**What is asked:** The records that follow should be retyped word for word.

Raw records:
************

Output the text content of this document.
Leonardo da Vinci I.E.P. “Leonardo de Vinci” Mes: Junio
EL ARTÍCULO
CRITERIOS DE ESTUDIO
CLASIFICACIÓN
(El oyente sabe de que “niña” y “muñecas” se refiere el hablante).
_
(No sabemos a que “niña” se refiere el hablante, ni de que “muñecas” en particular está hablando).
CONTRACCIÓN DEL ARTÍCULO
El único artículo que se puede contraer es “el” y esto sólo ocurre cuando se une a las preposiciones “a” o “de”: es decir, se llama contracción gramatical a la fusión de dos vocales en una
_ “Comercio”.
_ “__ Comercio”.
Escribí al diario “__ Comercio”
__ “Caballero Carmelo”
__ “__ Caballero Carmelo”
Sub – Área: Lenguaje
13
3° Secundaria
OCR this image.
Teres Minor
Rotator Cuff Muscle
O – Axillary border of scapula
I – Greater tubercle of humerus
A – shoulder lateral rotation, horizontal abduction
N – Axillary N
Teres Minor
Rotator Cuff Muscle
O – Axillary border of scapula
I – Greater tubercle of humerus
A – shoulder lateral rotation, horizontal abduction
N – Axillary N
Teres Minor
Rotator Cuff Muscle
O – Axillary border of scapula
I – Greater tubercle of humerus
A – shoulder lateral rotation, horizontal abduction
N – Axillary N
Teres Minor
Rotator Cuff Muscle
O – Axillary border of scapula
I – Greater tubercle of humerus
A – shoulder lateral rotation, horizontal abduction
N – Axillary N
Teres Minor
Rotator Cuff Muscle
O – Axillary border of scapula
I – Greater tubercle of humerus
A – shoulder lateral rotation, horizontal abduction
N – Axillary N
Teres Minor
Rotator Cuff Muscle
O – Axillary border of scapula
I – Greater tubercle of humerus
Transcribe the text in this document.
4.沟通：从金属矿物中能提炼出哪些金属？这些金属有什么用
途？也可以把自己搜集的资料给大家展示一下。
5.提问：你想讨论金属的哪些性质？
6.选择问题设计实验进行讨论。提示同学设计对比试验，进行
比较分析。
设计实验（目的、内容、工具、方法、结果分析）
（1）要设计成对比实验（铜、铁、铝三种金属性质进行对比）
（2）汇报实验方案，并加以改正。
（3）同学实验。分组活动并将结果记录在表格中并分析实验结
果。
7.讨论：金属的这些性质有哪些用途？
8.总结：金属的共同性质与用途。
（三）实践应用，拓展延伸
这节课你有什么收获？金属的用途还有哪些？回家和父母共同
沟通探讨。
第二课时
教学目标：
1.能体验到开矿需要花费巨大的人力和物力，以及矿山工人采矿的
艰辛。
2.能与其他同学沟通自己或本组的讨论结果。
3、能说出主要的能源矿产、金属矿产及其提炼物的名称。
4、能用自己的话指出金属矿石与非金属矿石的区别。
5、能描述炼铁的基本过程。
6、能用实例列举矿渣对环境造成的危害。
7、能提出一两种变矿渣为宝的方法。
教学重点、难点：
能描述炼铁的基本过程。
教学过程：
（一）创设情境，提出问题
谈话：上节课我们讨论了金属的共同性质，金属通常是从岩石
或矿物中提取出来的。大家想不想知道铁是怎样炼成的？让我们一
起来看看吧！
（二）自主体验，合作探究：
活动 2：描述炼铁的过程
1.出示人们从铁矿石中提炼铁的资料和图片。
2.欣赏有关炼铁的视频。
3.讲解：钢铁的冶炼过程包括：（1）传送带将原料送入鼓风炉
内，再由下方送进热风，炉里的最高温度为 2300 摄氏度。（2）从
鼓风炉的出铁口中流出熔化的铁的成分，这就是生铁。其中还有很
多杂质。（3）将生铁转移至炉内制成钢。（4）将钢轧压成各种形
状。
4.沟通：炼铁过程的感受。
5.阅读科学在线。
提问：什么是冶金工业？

************

**Written answer:**
Output the text content of this document.
Leonardo da Vinci I.E.P. “Leonardo de Vinci” Mes: Junio
EL ARTÍCULO
CRITERIOS DE ESTUDIO
CLASIFICACIÓN
(El oyente sabe de que “niña” y “muñecas” se refiere el hablante).
_
(No sabemos a que “niña” se refiere el hablante, ni de que “muñecas” en particular está hablando).
CONTRACCIÓN DEL ARTÍCULO
El único artículo que se puede contraer es “el” y esto sólo ocurre cuando se une a las preposiciones “a” o “de”: es decir, se llama contracción gramatical a la fusión de dos vocales en una
_ “Comercio”.
_ “__ Comercio”.
Escribí al diario “__ Comercio”
__ “Caballero Carmelo”
__ “__ Caballero Carmelo”
Sub – Área: Lenguaje
13
3° Secundaria
OCR this image.
Teres Minor
Rotator Cuff Muscle
O – Axillary border of scapula
I – Greater tubercle of humerus
A – shoulder lateral rotation, horizontal abduction
N – Axillary N
Teres Minor
Rotator Cuff Muscle
O – Axillary border of scapula
I – Greater tubercle of humerus
A – shoulder lateral rotation, horizontal abduction
N – Axillary N
Teres Minor
Rotator Cuff Muscle
O – Axillary border of scapula
I – Greater tubercle of humerus
A – shoulder lateral rotation, horizontal abduction
N – Axillary N
Teres Minor
Rotator Cuff Muscle
O – Axillary border of scapula
I – Greater tubercle of humerus
A – shoulder lateral rotation, horizontal abduction
N – Axillary N
Teres Minor
Rotator Cuff Muscle
O – Axillary border of scapula
I – Greater tubercle of humerus
A – shoulder lateral rotation, horizontal abduction
N – Axillary N
Teres Minor
Rotator Cuff Muscle
O – Axillary border of scapula
I – Greater tubercle of humerus
Transcribe the text in this document.
4.沟通：从金属矿物中能提炼出哪些金属？这些金属有什么用
途？也可以把自己搜集的资料给大家展示一下。
5.提问：你想讨论金属的哪些性质？
6.选择问题设计实验进行讨论。提示同学设计对比试验，进行
比较分析。
设计实验（目的、内容、工具、方法、结果分析）
（1）要设计成对比实验（铜、铁、铝三种金属性质进行对比）
（2）汇报实验方案，并加以改正。
（3）同学实验。分组活动并将结果记录在表格中并分析实验结
果。
7.讨论：金属的这些性质有哪些用途？
8.总结：金属的共同性质与用途。
（三）实践应用，拓展延伸
这节课你有什么收获？金属的用途还有哪些？回家和父母共同
沟通探讨。
第二课时
教学目标：
1.能体验到开矿需要花费巨大的人力和物力，以及矿山工人采矿的
艰辛。
2.能与其他同学沟通自己或本组的讨论结果。
3、能说出主要的能源矿产、金属矿产及其提炼物的名称。
4、能用自己的话指出金属矿石与非金属矿石的区别。
5、能描述炼铁的基本过程。
6、能用实例列举矿渣对环境造成的危害。
7、能提出一两种变矿渣为宝的方法。
教学重点、难点：
能描述炼铁的基本过程。
教学过程：
（一）创设情境，提出问题
谈话：上节课我们讨论了金属的共同性质，金属通常是从岩石
或矿物中提取出来的。大家想不想知道铁是怎样炼成的？让我们一
起来看看吧！
（二）自主体验，合作探究：
活动 2：描述炼铁的过程
1.出示人们从铁矿石中提炼铁的资料和图片。
2.欣赏有关炼铁的视频。
3.讲解：钢铁的冶炼过程包括：（1）传送带将原料送入鼓风炉
内，再由下方送进热风，炉里的最高温度为 2300 摄氏度。（2）从
鼓风炉的出铁口中流出熔化的铁的成分，这就是生铁。其中还有很
多杂质。（3）将生铁转移至炉内制成钢。（4）将钢轧压成各种形
状。
4.沟通：炼铁过程的感受。
5.阅读科学在线。
提问：什么是冶金工业？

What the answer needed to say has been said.